**EXERCISE REQUIREMENTS**:
Where a line contains the word "WITH", copy that line in full.

**DATA ENTRIES**:
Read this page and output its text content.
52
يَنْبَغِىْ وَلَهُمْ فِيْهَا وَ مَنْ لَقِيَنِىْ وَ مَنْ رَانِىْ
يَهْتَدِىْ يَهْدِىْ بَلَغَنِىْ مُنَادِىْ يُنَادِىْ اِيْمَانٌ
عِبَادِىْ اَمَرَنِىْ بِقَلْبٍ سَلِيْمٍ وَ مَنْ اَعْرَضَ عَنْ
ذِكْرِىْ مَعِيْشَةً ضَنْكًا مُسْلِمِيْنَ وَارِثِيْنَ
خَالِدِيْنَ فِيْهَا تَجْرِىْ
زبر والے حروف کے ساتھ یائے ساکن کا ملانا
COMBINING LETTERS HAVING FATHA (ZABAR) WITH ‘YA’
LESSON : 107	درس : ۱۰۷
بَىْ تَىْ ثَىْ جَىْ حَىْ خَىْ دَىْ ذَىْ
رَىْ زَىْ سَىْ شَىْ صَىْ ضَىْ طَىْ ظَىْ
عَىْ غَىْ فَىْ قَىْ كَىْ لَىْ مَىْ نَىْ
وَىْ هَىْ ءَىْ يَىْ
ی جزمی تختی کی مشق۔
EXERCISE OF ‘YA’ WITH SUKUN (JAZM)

**ANSWER TO THIS TASK**:
COMBINING LETTERS HAVING FATHA (ZABAR) WITH ‘YA’
EXERCISE OF ‘YA’ WITH SUKUN (JAZM)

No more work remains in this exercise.